» **Task input**
▬▬▬▬▬▬▬▬▬▬
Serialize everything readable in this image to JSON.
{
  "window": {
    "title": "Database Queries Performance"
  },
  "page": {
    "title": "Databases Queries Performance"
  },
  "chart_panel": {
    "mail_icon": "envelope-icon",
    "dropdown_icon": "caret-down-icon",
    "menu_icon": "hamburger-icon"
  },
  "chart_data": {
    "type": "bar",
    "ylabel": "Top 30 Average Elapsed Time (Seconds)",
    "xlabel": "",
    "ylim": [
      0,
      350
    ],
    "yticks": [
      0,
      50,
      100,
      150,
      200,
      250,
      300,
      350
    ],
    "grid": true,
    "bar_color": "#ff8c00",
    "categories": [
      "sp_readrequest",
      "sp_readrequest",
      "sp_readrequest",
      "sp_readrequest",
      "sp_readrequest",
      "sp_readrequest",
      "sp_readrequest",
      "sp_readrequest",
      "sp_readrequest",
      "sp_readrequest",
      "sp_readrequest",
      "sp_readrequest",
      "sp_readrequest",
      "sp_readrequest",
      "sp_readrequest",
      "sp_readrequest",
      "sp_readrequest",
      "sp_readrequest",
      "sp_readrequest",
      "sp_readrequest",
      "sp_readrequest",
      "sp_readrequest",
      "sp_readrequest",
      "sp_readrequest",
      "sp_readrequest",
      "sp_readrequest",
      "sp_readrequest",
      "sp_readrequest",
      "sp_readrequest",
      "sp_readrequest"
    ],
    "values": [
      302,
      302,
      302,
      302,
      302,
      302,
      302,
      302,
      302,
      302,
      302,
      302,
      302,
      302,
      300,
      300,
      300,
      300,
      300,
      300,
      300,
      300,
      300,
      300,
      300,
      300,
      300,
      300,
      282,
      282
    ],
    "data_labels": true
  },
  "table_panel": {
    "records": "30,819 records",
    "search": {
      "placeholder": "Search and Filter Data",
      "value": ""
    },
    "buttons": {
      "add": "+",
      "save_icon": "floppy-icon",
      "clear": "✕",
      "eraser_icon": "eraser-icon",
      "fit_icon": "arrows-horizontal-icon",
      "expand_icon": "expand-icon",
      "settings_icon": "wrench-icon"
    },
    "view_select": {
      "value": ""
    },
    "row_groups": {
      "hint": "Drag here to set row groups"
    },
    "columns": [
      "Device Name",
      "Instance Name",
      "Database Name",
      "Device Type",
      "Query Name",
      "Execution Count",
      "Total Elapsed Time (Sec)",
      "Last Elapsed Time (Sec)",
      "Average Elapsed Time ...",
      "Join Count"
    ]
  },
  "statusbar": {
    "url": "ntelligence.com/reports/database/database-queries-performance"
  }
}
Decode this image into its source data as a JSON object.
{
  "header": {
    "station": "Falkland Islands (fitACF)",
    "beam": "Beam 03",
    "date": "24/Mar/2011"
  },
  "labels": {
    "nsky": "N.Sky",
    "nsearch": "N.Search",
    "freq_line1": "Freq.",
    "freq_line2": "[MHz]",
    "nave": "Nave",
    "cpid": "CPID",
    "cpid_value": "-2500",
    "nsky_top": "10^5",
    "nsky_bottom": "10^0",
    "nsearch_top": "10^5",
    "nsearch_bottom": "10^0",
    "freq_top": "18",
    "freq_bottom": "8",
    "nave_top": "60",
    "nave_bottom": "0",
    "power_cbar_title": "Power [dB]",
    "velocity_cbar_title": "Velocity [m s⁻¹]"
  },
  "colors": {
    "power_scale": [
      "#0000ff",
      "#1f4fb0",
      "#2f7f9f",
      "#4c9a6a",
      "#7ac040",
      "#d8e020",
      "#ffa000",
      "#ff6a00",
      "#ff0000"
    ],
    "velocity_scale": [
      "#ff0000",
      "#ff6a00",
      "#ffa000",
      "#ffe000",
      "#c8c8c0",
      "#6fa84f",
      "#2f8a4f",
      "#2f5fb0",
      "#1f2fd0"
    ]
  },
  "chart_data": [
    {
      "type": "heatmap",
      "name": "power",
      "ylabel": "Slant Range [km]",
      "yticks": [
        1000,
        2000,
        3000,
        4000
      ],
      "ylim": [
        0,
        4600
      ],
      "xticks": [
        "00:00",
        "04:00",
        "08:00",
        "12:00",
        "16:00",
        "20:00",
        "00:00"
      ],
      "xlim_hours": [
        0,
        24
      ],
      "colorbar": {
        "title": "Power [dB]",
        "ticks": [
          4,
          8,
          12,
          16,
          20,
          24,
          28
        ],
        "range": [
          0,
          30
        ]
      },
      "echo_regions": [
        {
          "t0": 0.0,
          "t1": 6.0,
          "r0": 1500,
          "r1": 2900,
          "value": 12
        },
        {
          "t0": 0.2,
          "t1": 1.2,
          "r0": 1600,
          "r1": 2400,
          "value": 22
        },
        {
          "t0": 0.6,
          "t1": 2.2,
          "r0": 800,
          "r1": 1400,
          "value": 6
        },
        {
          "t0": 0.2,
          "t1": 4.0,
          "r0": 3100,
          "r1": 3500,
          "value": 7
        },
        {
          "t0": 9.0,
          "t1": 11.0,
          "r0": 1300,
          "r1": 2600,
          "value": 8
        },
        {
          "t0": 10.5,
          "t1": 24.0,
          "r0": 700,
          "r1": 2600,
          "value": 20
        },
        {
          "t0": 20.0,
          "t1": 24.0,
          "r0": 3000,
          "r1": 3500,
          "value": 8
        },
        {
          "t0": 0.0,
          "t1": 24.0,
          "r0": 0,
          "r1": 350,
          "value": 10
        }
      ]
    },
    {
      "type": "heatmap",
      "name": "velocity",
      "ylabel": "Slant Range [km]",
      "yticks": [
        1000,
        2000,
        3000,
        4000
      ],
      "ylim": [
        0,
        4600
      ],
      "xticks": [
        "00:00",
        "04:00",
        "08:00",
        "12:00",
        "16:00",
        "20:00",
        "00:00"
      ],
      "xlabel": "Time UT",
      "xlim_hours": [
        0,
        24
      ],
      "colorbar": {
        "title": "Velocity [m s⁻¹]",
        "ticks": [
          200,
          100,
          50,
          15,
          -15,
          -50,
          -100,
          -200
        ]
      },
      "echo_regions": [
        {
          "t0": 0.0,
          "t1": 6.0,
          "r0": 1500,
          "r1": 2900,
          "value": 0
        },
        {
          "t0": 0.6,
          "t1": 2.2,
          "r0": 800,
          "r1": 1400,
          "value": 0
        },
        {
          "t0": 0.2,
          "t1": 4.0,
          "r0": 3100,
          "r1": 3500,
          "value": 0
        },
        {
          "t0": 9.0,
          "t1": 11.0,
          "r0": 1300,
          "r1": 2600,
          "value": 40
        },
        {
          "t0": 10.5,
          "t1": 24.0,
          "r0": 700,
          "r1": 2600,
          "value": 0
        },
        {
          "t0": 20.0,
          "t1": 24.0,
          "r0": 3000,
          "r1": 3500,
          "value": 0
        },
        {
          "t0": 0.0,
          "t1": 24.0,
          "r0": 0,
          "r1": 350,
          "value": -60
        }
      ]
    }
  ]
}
▬▬▬▬▬▬▬▬▬▬
Copy every line verbatim.

Serialize everything readable in this image to JSON.
{
  "window": {
    "title": "Database Queries Performance"
  },
  "page": {
    "title": "Databases Queries Performance"
  },
  "chart_panel": {
    "mail_icon": "envelope-icon",
    "dropdown_icon": "caret-down-icon",
    "menu_icon": "hamburger-icon"
  },
  "chart_data": {
    "type": "bar",
    "ylabel": "Top 30 Average Elapsed Time (Seconds)",
    "xlabel": "",
    "ylim": [
      0,
      350
    ],
    "yticks": [
      0,
      50,
      100,
      150,
      200,
      250,
      300,
      350
    ],
    "grid": true,
    "bar_color": "#ff8c00",
    "categories": [
      "sp_readrequest",
      "sp_readrequest",
      "sp_readrequest",
      "sp_readrequest",
      "sp_readrequest",
      "sp_readrequest",
      "sp_readrequest",
      "sp_readrequest",
      "sp_readrequest",
      "sp_readrequest",
      "sp_readrequest",
      "sp_readrequest",
      "sp_readrequest",
      "sp_readrequest",
      "sp_readrequest",
      "sp_readrequest",
      "sp_readrequest",
      "sp_readrequest",
      "sp_readrequest",
      "sp_readrequest",
      "sp_readrequest",
      "sp_readrequest",
      "sp_readrequest",
      "sp_readrequest",
      "sp_readrequest",
      "sp_readrequest",
      "sp_readrequest",
      "sp_readrequest",
      "sp_readrequest",
      "sp_readrequest"
    ],
    "values": [
      302,
      302,
      302,
      302,
      302,
      302,
      302,
      302,
      302,
      302,
      302,
      302,
      302,
      302,
      300,
      300,
      300,
      300,
      300,
      300,
      300,
      300,
      300,
      300,
      300,
      300,
      300,
      300,
      282,
      282
    ],
    "data_labels": true
  },
  "table_panel": {
    "records": "30,819 records",
    "search": {
      "placeholder": "Search and Filter Data",
      "value": ""
    },
    "buttons": {
      "add": "+",
      "save_icon": "floppy-icon",
      "clear": "✕",
      "eraser_icon": "eraser-icon",
      "fit_icon": "arrows-horizontal-icon",
      "expand_icon": "expand-icon",
      "settings_icon": "wrench-icon"
    },
    "view_select": {
      "value": ""
    },
    "row_groups": {
      "hint": "Drag here to set row groups"
    },
    "columns": [
      "Device Name",
      "Instance Name",
      "Database Name",
      "Device Type",
      "Query Name",
      "Execution Count",
      "Total Elapsed Time (Sec)",
      "Last Elapsed Time (Sec)",
      "Average Elapsed Time ...",
      "Join Count"
    ]
  },
  "statusbar": {
    "url": "ntelligence.com/reports/database/database-queries-performance"
  }
}
Decode this image into its source data as a JSON object.
{
  "header": {
    "station": "Falkland Islands (fitACF)",
    "beam": "Beam 03",
    "date": "24/Mar/2011"
  },
  "labels": {
    "nsky": "N.Sky",
    "nsearch": "N.Search",
    "freq_line1": "Freq.",
    "freq_line2": "[MHz]",
    "nave": "Nave",
    "cpid": "CPID",
    "cpid_value": "-2500",
    "nsky_top": "10^5",
    "nsky_bottom": "10^0",
    "nsearch_top": "10^5",
    "nsearch_bottom": "10^0",
    "freq_top": "18",
    "freq_bottom": "8",
    "nave_top": "60",
    "nave_bottom": "0",
    "power_cbar_title": "Power [dB]",
    "velocity_cbar_title": "Velocity [m s⁻¹]"
  },
  "colors": {
    "power_scale": [
      "#0000ff",
      "#1f4fb0",
      "#2f7f9f",
      "#4c9a6a",
      "#7ac040",
      "#d8e020",
      "#ffa000",
      "#ff6a00",
      "#ff0000"
    ],
    "velocity_scale": [
      "#ff0000",
      "#ff6a00",
      "#ffa000",
      "#ffe000",
      "#c8c8c0",
      "#6fa84f",
      "#2f8a4f",
      "#2f5fb0",
      "#1f2fd0"
    ]
  },
  "chart_data": [
    {
      "type": "heatmap",
      "name": "power",
      "ylabel": "Slant Range [km]",
      "yticks": [
        1000,
        2000,
        3000,
        4000
      ],
      "ylim": [
        0,
        4600
      ],
      "xticks": [
        "00:00",
        "04:00",
        "08:00",
        "12:00",
        "16:00",
        "20:00",
        "00:00"
      ],
      "xlim_hours": [
        0,
        24
      ],
      "colorbar": {
        "title": "Power [dB]",
        "ticks": [
          4,
          8,
          12,
          16,
          20,
          24,
          28
        ],
        "range": [
          0,
          30
        ]
      },
      "echo_regions": [
        {
          "t0": 0.0,
          "t1": 6.0,
          "r0": 1500,
          "r1": 2900,
          "value": 12
        },
        {
          "t0": 0.2,
          "t1": 1.2,
          "r0": 1600,
          "r1": 2400,
          "value": 22
        },
        {
          "t0": 0.6,
          "t1": 2.2,
          "r0": 800,
          "r1": 1400,
          "value": 6
        },
        {
          "t0": 0.2,
          "t1": 4.0,
          "r0": 3100,
          "r1": 3500,
          "value": 7
        },
        {
          "t0": 9.0,
          "t1": 11.0,
          "r0": 1300,
          "r1": 2600,
          "value": 8
        },
        {
          "t0": 10.5,
          "t1": 24.0,
          "r0": 700,
          "r1": 2600,
          "value": 20
        },
        {
          "t0": 20.0,
          "t1": 24.0,
          "r0": 3000,
          "r1": 3500,
          "value": 8
        },
        {
          "t0": 0.0,
          "t1": 24.0,
          "r0": 0,
          "r1": 350,
          "value": 10
        }
      ]
    },
    {
      "type": "heatmap",
      "name": "velocity",
      "ylabel": "Slant Range [km]",
      "yticks": [
        1000,
        2000,
        3000,
        4000
      ],
      "ylim": [
        0,
        4600
      ],
      "xticks": [
        "00:00",
        "04:00",
        "08:00",
        "12:00",
        "16:00",
        "20:00",
        "00:00"
      ],
      "xlabel": "Time UT",
      "xlim_hours": [
        0,
        24
      ],
      "colorbar": {
        "title": "Velocity [m s⁻¹]",
        "ticks": [
          200,
          100,
          50,
          15,
          -15,
          -50,
          -100,
          -200
        ]
      },
      "echo_regions": [
        {
          "t0": 0.0,
          "t1": 6.0,
          "r0": 1500,
          "r1": 2900,
          "value": 0
        },
        {
          "t0": 0.6,
          "t1": 2.2,
          "r0": 800,
          "r1": 1400,
          "value": 0
        },
        {
          "t0": 0.2,
          "t1": 4.0,
          "r0": 3100,
          "r1": 3500,
          "value": 0
        },
        {
          "t0": 9.0,
          "t1": 11.0,
          "r0": 1300,
          "r1": 2600,
          "value": 40
        },
        {
          "t0": 10.5,
          "t1": 24.0,
          "r0": 700,
          "r1": 2600,
          "value": 0
        },
        {
          "t0": 20.0,
          "t1": 24.0,
          "r0": 3000,
          "r1": 3500,
          "value": 0
        },
        {
          "t0": 0.0,
          "t1": 24.0,
          "r0": 0,
          "r1": 350,
          "value": -60
        }
      ]
    }
  ]
}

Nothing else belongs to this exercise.